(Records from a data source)
begin
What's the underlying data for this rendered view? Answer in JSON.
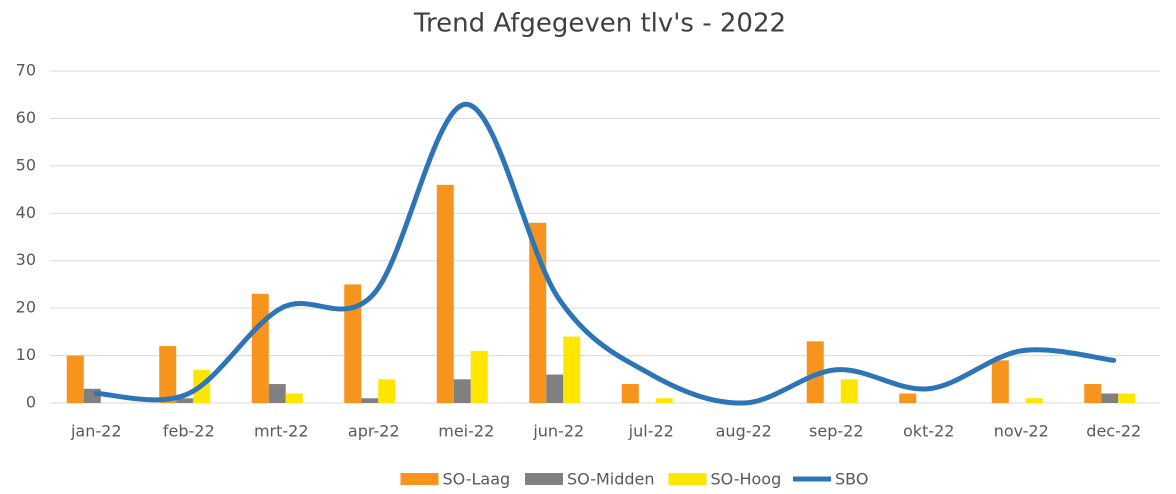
{
  "chart_data": {
    "type": "bar-line",
    "title": "Trend Afgegeven tlv's -  2022",
    "categories": [
      "jan-22",
      "feb-22",
      "mrt-22",
      "apr-22",
      "mei-22",
      "jun-22",
      "jul-22",
      "aug-22",
      "sep-22",
      "okt-22",
      "nov-22",
      "dec-22"
    ],
    "series": [
      {
        "name": "SO-Laag",
        "type": "bar",
        "color": "#f7941d",
        "values": [
          10,
          12,
          23,
          25,
          46,
          38,
          4,
          0,
          13,
          2,
          9,
          4
        ]
      },
      {
        "name": "SO-Midden",
        "type": "bar",
        "color": "#808080",
        "values": [
          3,
          1,
          4,
          1,
          5,
          6,
          0,
          0,
          0,
          0,
          0,
          2
        ]
      },
      {
        "name": "SO-Hoog",
        "type": "bar",
        "color": "#ffe600",
        "values": [
          0,
          7,
          2,
          5,
          11,
          14,
          1,
          0,
          5,
          0,
          1,
          2
        ]
      },
      {
        "name": "SBO",
        "type": "line",
        "smooth": true,
        "color": "#2e75b6",
        "values": [
          2,
          2,
          20,
          23,
          63,
          22,
          6,
          0,
          7,
          3,
          11,
          9
        ]
      }
    ],
    "ylim": [
      0,
      70
    ],
    "yticks": [
      0,
      10,
      20,
      30,
      40,
      50,
      60,
      70
    ],
    "grid": true,
    "legend": "bottom"
  }
}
end
▶ **WHAT THE TASK ASKS**:
Return every line holding the word "color" from the records.

▶ **THE SOLUTION**:
        "color": "#f7941d",
        "color": "#808080",
        "color": "#ffe600",
        "color": "#2e75b6",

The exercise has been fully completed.